Figure content listings:
⁂
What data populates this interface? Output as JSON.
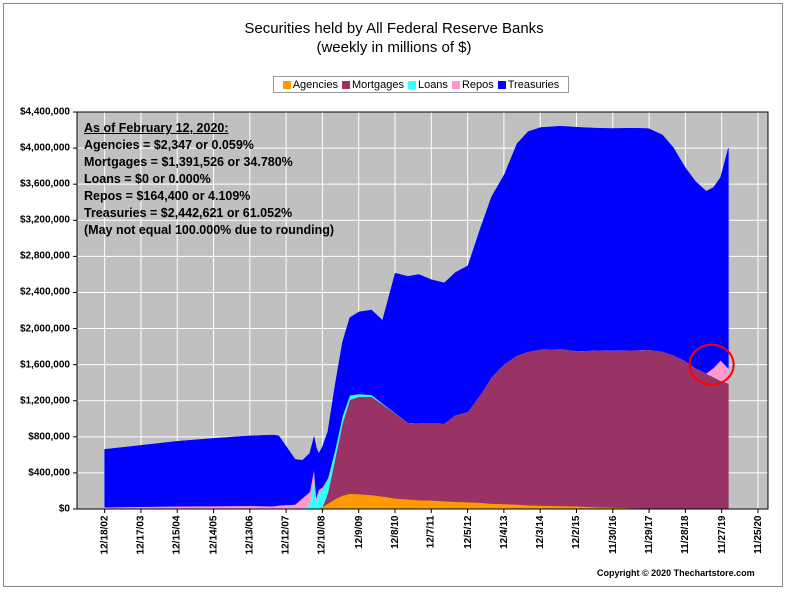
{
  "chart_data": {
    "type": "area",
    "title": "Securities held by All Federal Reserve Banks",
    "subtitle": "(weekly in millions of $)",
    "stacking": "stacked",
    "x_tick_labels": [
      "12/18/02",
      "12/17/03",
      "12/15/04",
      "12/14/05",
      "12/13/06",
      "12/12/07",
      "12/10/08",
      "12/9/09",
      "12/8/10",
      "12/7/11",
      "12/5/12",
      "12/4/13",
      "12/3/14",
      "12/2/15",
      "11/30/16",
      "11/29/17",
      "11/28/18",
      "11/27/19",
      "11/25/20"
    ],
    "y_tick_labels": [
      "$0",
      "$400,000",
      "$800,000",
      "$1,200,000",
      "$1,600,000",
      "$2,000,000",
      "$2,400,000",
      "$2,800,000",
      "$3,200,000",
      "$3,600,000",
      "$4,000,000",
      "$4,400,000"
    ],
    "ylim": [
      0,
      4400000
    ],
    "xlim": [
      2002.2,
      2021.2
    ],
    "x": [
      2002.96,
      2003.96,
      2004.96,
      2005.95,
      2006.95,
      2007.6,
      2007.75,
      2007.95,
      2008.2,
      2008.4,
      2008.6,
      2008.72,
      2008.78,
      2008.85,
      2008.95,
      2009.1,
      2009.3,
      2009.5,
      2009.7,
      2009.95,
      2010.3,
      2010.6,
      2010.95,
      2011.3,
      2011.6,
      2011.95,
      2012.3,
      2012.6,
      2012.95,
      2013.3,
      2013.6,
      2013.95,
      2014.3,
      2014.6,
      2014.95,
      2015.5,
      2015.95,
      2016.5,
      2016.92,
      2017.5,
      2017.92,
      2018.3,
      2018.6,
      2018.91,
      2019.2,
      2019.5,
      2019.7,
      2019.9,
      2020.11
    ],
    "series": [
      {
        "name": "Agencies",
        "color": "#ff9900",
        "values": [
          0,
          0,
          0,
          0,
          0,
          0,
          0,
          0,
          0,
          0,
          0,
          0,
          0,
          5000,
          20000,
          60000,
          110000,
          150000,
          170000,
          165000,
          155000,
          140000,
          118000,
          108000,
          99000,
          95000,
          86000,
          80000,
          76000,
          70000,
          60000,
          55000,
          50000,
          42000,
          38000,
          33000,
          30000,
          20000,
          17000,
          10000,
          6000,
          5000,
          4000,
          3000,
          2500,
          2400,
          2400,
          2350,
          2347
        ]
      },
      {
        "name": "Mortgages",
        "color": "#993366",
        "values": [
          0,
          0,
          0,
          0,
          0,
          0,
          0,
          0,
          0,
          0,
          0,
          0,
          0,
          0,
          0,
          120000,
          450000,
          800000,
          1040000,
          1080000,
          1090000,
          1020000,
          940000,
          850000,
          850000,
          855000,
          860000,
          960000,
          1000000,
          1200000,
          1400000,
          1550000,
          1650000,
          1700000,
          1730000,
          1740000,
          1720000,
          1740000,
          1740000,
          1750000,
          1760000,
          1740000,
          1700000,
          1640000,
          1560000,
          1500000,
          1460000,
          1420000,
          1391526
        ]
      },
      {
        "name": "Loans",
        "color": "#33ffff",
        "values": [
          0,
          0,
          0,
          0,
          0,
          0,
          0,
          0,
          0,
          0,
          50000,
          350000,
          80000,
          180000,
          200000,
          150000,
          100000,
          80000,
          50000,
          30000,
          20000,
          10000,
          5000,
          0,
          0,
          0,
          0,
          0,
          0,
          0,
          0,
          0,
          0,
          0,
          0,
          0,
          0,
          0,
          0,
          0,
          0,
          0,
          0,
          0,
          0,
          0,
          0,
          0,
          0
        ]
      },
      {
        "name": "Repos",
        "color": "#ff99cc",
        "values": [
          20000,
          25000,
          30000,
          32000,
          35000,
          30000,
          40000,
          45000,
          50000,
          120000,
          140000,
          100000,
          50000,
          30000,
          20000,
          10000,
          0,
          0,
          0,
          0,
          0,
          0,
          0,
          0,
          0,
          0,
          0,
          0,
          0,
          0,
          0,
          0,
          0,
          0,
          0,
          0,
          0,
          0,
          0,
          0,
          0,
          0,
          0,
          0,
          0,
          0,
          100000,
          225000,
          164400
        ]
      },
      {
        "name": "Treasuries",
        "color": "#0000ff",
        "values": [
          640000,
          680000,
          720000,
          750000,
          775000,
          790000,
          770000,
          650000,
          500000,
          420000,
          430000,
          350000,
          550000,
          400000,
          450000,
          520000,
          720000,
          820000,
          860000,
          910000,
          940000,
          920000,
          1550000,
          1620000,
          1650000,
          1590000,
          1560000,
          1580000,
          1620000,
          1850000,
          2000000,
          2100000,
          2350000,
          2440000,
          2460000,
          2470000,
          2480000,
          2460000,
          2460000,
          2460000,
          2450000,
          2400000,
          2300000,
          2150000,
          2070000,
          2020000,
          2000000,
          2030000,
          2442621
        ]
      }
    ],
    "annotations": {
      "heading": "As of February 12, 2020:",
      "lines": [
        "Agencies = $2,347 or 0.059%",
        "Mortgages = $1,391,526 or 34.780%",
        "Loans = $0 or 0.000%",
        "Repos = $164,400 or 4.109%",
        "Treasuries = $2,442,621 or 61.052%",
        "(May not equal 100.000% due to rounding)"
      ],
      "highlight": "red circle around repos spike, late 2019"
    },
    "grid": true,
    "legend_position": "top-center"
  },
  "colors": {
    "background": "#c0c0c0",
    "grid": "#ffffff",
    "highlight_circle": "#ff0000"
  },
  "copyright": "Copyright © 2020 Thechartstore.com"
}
⁂
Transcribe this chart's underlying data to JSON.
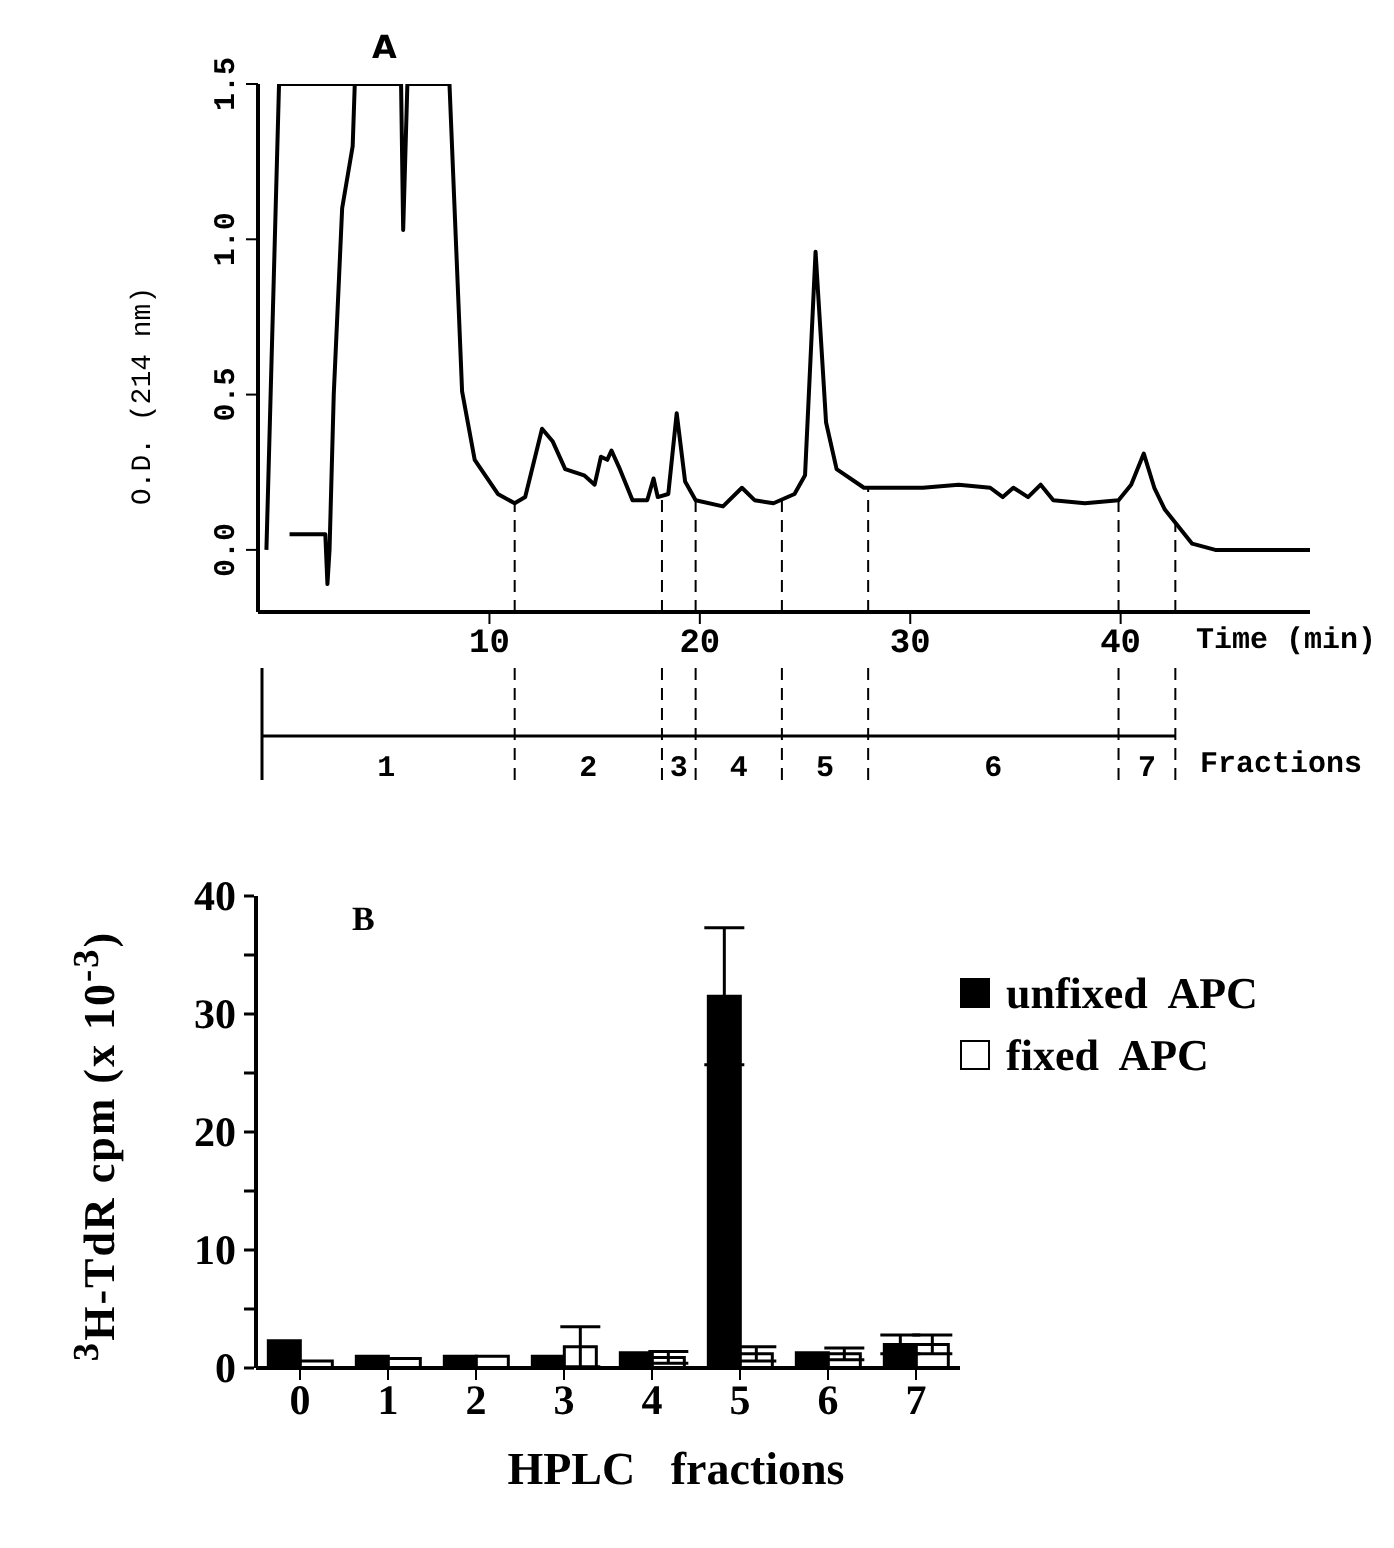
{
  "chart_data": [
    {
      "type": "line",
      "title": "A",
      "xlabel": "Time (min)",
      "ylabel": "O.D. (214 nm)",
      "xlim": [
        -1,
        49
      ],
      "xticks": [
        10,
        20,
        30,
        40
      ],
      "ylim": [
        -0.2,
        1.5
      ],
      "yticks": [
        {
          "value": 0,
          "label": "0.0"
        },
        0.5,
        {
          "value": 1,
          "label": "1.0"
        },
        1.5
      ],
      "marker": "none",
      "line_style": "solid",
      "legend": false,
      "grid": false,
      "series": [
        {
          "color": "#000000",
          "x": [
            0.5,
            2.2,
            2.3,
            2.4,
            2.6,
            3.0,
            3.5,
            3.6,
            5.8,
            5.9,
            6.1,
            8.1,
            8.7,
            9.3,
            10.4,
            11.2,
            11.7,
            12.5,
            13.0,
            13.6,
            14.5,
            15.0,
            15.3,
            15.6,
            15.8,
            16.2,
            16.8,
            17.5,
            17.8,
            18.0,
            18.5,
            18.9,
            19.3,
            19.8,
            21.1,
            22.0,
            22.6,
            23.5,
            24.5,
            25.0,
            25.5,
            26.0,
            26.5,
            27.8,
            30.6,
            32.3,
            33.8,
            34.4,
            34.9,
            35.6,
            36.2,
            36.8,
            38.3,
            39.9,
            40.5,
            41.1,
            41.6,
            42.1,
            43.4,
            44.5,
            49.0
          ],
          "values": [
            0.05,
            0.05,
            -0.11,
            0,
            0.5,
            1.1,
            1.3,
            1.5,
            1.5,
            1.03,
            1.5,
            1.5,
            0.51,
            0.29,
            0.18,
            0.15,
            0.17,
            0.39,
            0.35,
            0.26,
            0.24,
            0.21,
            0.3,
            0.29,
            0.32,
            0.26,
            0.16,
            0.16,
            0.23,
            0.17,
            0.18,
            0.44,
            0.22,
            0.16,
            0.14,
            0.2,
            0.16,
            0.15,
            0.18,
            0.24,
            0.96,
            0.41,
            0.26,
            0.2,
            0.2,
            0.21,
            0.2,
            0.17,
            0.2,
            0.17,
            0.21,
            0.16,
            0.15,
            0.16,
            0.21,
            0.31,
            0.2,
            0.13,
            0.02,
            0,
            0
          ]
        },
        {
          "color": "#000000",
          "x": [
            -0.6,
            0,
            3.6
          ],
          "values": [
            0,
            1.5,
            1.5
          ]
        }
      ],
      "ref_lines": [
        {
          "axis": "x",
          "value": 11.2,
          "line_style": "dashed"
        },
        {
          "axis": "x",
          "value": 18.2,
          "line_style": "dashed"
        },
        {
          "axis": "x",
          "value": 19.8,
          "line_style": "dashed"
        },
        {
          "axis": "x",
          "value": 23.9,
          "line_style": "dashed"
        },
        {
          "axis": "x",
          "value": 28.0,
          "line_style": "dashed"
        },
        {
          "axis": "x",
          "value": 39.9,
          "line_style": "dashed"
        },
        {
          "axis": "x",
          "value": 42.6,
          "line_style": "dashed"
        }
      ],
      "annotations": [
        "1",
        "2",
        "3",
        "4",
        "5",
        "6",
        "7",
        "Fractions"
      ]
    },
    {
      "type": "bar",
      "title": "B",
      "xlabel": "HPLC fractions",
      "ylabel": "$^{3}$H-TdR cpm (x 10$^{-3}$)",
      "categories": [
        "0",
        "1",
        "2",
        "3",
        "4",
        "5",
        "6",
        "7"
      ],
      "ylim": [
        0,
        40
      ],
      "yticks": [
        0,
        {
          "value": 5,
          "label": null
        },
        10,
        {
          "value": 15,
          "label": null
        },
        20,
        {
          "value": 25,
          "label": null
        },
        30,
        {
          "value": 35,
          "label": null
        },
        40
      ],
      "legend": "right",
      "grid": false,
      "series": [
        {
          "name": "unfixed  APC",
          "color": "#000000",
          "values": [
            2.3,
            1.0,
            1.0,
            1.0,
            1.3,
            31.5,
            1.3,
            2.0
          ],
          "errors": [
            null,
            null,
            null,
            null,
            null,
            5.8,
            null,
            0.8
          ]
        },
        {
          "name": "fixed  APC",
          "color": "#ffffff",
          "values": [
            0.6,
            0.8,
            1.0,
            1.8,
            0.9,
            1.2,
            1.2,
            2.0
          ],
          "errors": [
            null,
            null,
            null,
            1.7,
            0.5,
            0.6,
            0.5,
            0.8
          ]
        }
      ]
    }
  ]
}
⁂
TASK BRIEF:
Copy out every line with the word "Agencies".

WRITTEN RESPONSE:
        "name": "Agencies",
        "Agencies = $2,347 or 0.059%",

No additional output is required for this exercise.